Written problem:
Repeat every line exactly, keeping the pictures out of the copy.

Records from a collection of figures:
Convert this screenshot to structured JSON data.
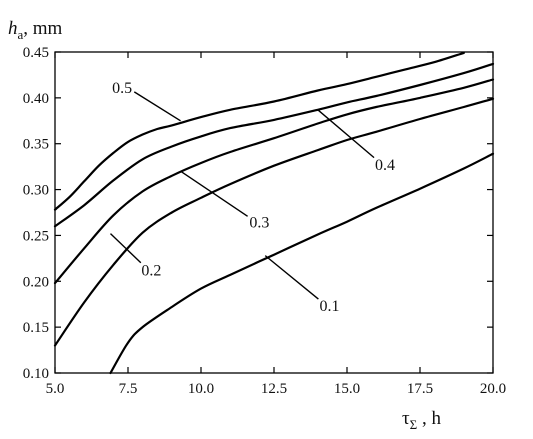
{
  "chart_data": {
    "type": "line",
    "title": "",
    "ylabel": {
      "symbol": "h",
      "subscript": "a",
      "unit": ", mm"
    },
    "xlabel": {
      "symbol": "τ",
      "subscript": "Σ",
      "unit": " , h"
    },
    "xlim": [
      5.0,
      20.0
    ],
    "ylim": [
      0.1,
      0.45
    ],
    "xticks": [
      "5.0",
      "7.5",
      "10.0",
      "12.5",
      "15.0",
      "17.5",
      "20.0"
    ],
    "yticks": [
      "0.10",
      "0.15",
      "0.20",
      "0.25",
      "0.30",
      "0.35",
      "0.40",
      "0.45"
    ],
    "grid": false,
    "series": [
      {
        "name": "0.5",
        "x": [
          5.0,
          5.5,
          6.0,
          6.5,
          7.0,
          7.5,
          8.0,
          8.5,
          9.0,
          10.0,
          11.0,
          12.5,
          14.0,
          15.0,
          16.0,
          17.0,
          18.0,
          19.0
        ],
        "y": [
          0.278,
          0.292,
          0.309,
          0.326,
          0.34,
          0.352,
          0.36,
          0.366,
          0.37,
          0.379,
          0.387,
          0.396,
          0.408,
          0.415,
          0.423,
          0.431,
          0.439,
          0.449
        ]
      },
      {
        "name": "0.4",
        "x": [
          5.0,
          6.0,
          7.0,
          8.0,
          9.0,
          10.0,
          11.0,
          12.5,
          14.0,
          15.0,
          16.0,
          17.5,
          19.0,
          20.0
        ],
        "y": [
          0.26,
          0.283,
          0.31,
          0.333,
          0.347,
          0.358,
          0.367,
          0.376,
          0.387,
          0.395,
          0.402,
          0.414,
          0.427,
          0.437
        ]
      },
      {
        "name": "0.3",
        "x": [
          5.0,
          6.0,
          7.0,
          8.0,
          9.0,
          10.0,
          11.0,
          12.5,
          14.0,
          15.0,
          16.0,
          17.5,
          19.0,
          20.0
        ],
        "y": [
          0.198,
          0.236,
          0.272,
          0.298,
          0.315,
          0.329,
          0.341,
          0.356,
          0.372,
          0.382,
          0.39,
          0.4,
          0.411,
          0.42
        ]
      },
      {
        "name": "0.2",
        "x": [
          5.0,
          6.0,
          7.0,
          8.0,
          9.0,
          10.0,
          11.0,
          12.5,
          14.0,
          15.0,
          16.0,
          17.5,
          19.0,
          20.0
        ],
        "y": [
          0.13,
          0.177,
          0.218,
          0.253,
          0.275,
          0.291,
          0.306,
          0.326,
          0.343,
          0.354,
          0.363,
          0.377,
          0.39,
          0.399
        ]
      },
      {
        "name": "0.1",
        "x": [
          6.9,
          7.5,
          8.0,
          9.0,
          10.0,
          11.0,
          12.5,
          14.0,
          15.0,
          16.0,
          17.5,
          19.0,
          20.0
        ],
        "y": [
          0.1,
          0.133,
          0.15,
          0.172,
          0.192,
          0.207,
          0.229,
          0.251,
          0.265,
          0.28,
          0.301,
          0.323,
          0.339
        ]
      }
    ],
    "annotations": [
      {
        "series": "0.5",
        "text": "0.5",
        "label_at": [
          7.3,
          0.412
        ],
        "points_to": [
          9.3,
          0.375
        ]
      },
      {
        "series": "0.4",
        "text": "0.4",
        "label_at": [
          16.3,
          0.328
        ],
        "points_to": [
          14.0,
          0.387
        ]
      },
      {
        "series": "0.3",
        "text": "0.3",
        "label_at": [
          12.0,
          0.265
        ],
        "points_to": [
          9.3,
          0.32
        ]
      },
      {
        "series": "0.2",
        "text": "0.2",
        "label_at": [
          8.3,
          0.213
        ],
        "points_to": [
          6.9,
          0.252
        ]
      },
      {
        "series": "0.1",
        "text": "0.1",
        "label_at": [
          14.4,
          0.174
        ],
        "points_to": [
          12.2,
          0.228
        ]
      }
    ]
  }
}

Written response:
Convert this screenshot to structured JSON data.
{
  "chart_data": {
    "type": "line",
    "title": "",
    "ylabel": {
      "symbol": "h",
      "subscript": "a",
      "unit": ", mm"
    },
    "xlabel": {
      "symbol": "τ",
      "subscript": "Σ",
      "unit": " , h"
    },
    "xlim": [
      5.0,
      20.0
    ],
    "ylim": [
      0.1,
      0.45
    ],
    "xticks": [
      "5.0",
      "7.5",
      "10.0",
      "12.5",
      "15.0",
      "17.5",
      "20.0"
    ],
    "yticks": [
      "0.10",
      "0.15",
      "0.20",
      "0.25",
      "0.30",
      "0.35",
      "0.40",
      "0.45"
    ],
    "grid": false,
    "series": [
      {
        "name": "0.5",
        "x": [
          5.0,
          5.5,
          6.0,
          6.5,
          7.0,
          7.5,
          8.0,
          8.5,
          9.0,
          10.0,
          11.0,
          12.5,
          14.0,
          15.0,
          16.0,
          17.0,
          18.0,
          19.0
        ],
        "y": [
          0.278,
          0.292,
          0.309,
          0.326,
          0.34,
          0.352,
          0.36,
          0.366,
          0.37,
          0.379,
          0.387,
          0.396,
          0.408,
          0.415,
          0.423,
          0.431,
          0.439,
          0.449
        ]
      },
      {
        "name": "0.4",
        "x": [
          5.0,
          6.0,
          7.0,
          8.0,
          9.0,
          10.0,
          11.0,
          12.5,
          14.0,
          15.0,
          16.0,
          17.5,
          19.0,
          20.0
        ],
        "y": [
          0.26,
          0.283,
          0.31,
          0.333,
          0.347,
          0.358,
          0.367,
          0.376,
          0.387,
          0.395,
          0.402,
          0.414,
          0.427,
          0.437
        ]
      },
      {
        "name": "0.3",
        "x": [
          5.0,
          6.0,
          7.0,
          8.0,
          9.0,
          10.0,
          11.0,
          12.5,
          14.0,
          15.0,
          16.0,
          17.5,
          19.0,
          20.0
        ],
        "y": [
          0.198,
          0.236,
          0.272,
          0.298,
          0.315,
          0.329,
          0.341,
          0.356,
          0.372,
          0.382,
          0.39,
          0.4,
          0.411,
          0.42
        ]
      },
      {
        "name": "0.2",
        "x": [
          5.0,
          6.0,
          7.0,
          8.0,
          9.0,
          10.0,
          11.0,
          12.5,
          14.0,
          15.0,
          16.0,
          17.5,
          19.0,
          20.0
        ],
        "y": [
          0.13,
          0.177,
          0.218,
          0.253,
          0.275,
          0.291,
          0.306,
          0.326,
          0.343,
          0.354,
          0.363,
          0.377,
          0.39,
          0.399
        ]
      },
      {
        "name": "0.1",
        "x": [
          6.9,
          7.5,
          8.0,
          9.0,
          10.0,
          11.0,
          12.5,
          14.0,
          15.0,
          16.0,
          17.5,
          19.0,
          20.0
        ],
        "y": [
          0.1,
          0.133,
          0.15,
          0.172,
          0.192,
          0.207,
          0.229,
          0.251,
          0.265,
          0.28,
          0.301,
          0.323,
          0.339
        ]
      }
    ],
    "annotations": [
      {
        "series": "0.5",
        "text": "0.5",
        "label_at": [
          7.3,
          0.412
        ],
        "points_to": [
          9.3,
          0.375
        ]
      },
      {
        "series": "0.4",
        "text": "0.4",
        "label_at": [
          16.3,
          0.328
        ],
        "points_to": [
          14.0,
          0.387
        ]
      },
      {
        "series": "0.3",
        "text": "0.3",
        "label_at": [
          12.0,
          0.265
        ],
        "points_to": [
          9.3,
          0.32
        ]
      },
      {
        "series": "0.2",
        "text": "0.2",
        "label_at": [
          8.3,
          0.213
        ],
        "points_to": [
          6.9,
          0.252
        ]
      },
      {
        "series": "0.1",
        "text": "0.1",
        "label_at": [
          14.4,
          0.174
        ],
        "points_to": [
          12.2,
          0.228
        ]
      }
    ]
  }
}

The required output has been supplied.